### Task statement
List all lines of the data that include the string "Learning".

### Supplied records

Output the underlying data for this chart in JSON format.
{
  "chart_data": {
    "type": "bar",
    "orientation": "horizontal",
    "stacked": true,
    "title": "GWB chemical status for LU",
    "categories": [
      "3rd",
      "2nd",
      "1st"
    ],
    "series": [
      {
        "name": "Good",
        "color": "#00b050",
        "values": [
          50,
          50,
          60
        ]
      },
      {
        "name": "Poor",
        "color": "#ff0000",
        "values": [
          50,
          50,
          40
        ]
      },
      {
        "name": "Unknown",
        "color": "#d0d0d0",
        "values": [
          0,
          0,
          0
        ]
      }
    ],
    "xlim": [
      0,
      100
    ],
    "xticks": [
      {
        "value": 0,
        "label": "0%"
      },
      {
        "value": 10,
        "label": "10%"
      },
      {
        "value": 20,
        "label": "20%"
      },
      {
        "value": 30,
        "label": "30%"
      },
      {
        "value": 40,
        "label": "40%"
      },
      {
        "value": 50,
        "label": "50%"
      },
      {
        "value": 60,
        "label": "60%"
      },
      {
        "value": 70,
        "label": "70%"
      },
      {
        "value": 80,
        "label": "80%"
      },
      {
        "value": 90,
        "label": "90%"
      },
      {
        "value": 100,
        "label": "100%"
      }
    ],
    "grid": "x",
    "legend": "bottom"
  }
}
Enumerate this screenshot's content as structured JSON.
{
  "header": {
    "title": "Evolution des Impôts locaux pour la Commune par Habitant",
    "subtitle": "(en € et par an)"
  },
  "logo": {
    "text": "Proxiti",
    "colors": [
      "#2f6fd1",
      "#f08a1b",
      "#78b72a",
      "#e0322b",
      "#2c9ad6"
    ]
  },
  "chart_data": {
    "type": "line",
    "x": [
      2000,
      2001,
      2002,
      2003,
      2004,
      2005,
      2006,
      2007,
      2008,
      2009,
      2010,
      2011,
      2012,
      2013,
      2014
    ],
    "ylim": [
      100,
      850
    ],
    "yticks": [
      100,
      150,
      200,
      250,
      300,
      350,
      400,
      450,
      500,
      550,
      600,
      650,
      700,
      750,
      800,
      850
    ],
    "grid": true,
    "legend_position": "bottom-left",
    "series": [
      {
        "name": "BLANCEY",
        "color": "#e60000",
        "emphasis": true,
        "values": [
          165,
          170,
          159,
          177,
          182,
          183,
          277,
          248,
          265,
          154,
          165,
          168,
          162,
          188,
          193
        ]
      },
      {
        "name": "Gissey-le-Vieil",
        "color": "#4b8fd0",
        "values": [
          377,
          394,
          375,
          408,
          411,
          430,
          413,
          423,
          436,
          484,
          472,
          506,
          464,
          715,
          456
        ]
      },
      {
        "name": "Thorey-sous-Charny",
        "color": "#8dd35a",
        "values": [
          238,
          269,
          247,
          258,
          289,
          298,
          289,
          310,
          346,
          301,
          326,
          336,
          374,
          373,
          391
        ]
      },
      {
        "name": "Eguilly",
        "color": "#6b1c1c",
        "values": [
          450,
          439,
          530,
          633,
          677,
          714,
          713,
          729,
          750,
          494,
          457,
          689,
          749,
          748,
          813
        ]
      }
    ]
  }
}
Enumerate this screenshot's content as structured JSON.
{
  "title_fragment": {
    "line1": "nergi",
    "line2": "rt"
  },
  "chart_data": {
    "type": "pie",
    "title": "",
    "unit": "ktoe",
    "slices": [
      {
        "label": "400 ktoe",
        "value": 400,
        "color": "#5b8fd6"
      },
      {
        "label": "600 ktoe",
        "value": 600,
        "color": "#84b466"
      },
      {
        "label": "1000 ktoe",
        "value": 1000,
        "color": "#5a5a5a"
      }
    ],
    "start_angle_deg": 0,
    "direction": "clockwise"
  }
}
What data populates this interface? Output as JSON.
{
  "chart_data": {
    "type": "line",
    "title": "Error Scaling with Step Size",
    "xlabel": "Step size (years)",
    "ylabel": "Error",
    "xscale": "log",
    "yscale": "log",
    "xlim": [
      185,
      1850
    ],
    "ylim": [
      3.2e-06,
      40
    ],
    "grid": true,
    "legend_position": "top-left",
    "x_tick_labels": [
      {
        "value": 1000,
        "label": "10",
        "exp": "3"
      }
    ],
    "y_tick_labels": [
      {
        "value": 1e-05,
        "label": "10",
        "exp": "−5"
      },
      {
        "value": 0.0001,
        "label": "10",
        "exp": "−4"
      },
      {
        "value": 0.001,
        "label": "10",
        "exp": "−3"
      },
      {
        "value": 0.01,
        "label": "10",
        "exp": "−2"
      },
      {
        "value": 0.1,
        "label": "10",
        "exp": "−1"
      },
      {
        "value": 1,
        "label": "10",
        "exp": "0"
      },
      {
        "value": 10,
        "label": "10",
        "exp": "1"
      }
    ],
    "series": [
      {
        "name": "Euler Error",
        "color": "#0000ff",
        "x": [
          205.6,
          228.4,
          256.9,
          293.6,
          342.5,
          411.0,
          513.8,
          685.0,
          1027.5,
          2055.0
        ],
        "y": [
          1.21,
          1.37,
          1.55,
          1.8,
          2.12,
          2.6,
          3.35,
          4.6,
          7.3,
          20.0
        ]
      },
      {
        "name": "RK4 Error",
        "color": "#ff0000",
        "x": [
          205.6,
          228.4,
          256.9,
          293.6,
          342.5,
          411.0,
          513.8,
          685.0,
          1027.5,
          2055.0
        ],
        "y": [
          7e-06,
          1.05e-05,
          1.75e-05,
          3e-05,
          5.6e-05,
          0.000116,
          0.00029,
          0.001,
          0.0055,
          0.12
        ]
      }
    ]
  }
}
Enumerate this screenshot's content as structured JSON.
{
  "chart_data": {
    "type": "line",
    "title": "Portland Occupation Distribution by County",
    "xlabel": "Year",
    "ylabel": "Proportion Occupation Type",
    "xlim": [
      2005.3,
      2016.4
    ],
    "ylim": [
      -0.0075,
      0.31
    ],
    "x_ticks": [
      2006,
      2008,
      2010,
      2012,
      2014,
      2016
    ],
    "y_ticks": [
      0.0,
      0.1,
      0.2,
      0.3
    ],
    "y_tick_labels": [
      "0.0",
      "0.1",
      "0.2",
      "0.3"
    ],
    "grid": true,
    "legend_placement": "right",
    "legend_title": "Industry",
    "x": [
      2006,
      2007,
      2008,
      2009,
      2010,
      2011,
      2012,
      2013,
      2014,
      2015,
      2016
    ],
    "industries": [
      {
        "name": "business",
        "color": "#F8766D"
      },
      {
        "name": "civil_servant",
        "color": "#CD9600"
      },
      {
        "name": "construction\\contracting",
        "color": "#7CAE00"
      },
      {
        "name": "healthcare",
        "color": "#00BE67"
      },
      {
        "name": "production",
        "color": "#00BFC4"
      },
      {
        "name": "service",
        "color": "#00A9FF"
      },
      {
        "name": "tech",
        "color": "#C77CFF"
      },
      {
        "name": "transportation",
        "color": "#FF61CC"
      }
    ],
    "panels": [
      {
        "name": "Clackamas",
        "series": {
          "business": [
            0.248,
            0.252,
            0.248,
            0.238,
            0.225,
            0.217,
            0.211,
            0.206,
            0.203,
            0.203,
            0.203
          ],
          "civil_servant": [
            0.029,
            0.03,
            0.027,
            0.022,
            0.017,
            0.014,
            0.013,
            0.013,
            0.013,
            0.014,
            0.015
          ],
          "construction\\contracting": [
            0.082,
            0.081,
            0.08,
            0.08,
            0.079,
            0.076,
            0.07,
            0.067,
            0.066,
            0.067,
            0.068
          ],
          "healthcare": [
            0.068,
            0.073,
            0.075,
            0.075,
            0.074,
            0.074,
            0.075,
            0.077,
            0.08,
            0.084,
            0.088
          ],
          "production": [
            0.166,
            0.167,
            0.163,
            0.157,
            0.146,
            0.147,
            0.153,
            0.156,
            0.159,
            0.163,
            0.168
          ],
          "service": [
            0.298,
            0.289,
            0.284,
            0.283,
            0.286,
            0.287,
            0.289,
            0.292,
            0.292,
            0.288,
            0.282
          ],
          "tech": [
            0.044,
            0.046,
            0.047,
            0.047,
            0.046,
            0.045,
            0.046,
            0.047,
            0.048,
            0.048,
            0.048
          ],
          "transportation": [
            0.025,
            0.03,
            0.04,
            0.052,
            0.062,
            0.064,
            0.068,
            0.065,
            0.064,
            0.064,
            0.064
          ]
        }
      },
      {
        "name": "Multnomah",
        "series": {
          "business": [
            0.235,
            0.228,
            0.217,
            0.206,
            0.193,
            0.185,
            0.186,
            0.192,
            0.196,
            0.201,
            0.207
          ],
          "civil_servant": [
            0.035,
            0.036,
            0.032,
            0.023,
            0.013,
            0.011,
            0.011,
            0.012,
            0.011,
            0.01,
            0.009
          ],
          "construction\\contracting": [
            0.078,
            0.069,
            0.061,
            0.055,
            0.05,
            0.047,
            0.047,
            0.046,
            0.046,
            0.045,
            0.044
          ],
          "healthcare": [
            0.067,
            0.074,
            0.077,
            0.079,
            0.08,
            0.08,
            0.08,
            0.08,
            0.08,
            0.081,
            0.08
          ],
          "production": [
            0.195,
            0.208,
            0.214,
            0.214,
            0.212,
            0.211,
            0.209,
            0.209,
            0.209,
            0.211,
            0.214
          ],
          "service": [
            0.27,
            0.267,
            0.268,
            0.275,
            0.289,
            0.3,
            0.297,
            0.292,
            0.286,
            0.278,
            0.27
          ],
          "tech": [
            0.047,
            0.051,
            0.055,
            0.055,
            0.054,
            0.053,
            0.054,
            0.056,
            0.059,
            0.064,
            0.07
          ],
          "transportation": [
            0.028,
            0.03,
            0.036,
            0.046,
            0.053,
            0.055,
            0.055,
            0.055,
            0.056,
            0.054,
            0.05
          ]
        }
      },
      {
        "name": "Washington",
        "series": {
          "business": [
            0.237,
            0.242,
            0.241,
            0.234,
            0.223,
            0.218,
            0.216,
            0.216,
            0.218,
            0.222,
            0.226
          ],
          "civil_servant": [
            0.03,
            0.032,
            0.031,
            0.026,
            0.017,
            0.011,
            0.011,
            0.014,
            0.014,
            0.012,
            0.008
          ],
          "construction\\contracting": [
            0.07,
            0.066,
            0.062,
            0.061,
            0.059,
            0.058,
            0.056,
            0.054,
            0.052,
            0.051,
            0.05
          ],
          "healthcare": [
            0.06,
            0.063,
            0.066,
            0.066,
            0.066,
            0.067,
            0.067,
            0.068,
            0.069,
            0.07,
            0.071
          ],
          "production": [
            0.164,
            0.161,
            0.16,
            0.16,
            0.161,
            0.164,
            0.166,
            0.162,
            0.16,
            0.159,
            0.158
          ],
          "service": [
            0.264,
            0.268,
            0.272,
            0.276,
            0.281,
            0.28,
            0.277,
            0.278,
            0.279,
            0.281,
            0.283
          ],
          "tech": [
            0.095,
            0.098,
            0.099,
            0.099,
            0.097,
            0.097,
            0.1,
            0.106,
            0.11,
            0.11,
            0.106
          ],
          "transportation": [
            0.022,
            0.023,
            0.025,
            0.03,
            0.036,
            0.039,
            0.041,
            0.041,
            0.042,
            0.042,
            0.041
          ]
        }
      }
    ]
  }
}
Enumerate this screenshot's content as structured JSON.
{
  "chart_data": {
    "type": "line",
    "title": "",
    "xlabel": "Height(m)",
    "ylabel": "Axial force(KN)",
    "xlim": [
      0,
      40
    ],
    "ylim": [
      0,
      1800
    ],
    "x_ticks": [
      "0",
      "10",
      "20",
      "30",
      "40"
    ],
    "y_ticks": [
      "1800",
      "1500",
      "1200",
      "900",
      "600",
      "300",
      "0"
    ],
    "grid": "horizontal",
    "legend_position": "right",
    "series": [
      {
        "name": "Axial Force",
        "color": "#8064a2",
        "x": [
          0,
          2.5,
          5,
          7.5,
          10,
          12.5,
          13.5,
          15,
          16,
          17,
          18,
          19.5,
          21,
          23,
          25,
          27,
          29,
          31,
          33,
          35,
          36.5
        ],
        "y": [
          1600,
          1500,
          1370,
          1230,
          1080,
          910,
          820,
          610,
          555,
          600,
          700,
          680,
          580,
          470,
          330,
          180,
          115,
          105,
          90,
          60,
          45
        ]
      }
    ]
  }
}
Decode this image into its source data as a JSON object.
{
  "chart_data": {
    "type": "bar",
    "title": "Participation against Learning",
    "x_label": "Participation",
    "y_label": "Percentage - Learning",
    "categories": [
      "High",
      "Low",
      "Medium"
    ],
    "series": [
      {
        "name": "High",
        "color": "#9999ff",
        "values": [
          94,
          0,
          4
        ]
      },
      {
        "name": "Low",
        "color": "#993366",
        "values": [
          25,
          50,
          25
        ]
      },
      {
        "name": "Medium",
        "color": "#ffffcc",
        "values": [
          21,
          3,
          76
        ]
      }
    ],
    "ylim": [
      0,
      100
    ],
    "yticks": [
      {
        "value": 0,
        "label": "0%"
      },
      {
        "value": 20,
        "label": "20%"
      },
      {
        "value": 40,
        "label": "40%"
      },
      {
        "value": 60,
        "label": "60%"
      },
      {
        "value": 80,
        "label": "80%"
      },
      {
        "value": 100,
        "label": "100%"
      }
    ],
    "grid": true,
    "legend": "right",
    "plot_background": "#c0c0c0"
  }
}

### Solution to the exercise
    "title": "Participation against Learning",
    "y_label": "Percentage - Learning",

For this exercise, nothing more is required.